### Conjunto de tareas
a. Por favor, reescribe de forma más breve el párrafo del texto sobre Escena Escorial que empieza por "Las actividades se repartirían" y conserva sus datos principales.
b. Según el texto sobre Escena Escorial, ¿qué guitarrista brasileño formaba parte de la programación?
c. Extrae del texto sobre Escena Escorial el fragmento que va desde "Una apertura con" hasta "Vivaldi y Bach.".

### Texto del ejercicio
La primera edición de Escena Escorial estaba programada del 28 de agosto al 19 de septiembre de 2026 bajo la dirección artística de Alondra de la Parra. El nuevo festival reunía música, danza, teatro gestual y producciones escénicas en San Lorenzo de El Escorial y Zarzalejo.
Las actividades se repartirían entre el Teatro Auditorio y el Real Coliseo Carlos III, ambos en San Lorenzo, y el Teatro de la Antigua Mina de Zarzalejo. Antes de la apertura oficial, el pianista Grigory Sokolov ofrecería un recital extraordinario el 15 de agosto.
Una apertura con la JORCAM
Alondra de la Parra dirigiría Los colores de América el 28 de agosto. El concierto inaugural reunía a la Joven Orquesta de la Comunidad de Madrid y al músico Thomas Enhco.
La dirección de De la Parra enlazaba el festival con su responsabilidad artística en la Orquesta y Coro de la Comunidad de Madrid y en el Teatro Auditorio de San Lorenzo de El Escorial. La programación combinaba agrupaciones regionales con intérpretes y compañías internacionales.
En el siguiente tramo aparecería el guitarrista brasileño Yamandu Costa, tanto con una agrupación de cámara de la JORCAM como en el programa Ecos Latinos junto al Alexis Cárdenas Cuarteto. El violinista Nemanja Radulović presentaría El violín en llamas con el ensemble Double Sens y obras, entre otros compositores, de Vivaldi y Bach.

### Material proporcionado
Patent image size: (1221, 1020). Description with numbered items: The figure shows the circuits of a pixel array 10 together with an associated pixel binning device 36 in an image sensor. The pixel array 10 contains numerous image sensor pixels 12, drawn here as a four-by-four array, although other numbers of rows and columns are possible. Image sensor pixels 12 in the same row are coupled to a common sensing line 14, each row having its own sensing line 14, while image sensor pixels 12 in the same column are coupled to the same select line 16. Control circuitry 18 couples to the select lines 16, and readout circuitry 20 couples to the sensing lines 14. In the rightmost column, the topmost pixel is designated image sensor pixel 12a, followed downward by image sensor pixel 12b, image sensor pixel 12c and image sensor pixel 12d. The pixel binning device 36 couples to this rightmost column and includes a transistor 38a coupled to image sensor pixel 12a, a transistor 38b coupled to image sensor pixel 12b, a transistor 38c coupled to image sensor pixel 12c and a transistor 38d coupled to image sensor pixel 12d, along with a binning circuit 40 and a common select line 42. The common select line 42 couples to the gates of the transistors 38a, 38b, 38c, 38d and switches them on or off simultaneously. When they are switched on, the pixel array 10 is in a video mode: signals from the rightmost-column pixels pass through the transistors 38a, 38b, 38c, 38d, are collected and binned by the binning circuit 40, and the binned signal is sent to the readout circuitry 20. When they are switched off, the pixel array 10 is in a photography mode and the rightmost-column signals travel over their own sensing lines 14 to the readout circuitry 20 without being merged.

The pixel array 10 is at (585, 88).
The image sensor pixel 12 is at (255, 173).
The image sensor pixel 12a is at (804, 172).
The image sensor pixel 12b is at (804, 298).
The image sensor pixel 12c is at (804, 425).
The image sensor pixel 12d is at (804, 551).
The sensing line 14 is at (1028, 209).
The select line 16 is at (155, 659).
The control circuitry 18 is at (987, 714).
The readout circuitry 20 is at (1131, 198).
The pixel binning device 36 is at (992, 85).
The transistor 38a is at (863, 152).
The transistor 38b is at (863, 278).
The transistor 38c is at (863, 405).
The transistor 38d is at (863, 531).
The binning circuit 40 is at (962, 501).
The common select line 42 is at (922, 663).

### Problemas resueltos
a. Las actividades se celebrarían en el Teatro Auditorio y el Real Coliseo Carlos III, en San Lorenzo, y en el Teatro de la Antigua Mina de Zarzalejo. Antes de la apertura oficial, Grigory Sokolov daría un recital extraordinario el 15 de agosto.

b. Yamandu Costa.

c.
Una apertura con la JORCAM
Alondra de la Parra dirigiría Los colores de América el 28 de agosto. El concierto inaugural reunía a la Joven Orquesta de la Comunidad de Madrid y al músico Thomas Enhco.
La dirección de De la Parra enlazaba el festival con su responsabilidad artística en la Orquesta y Coro de la Comunidad de Madrid y en el Teatro Auditorio de San Lorenzo de El Escorial. La programación combinaba agrupaciones regionales con intérpretes y compañías internacionales.
En el siguiente tramo aparecería el guitarrista brasileño Yamandu Costa, tanto con una agrupación de cámara de la JORCAM como en el programa Ecos Latinos junto al Alexis Cárdenas Cuarteto. El violinista Nemanja Radulović presentaría El violín en llamas con el ensemble Double Sens y obras, entre otros compositores, de Vivaldi y Bach.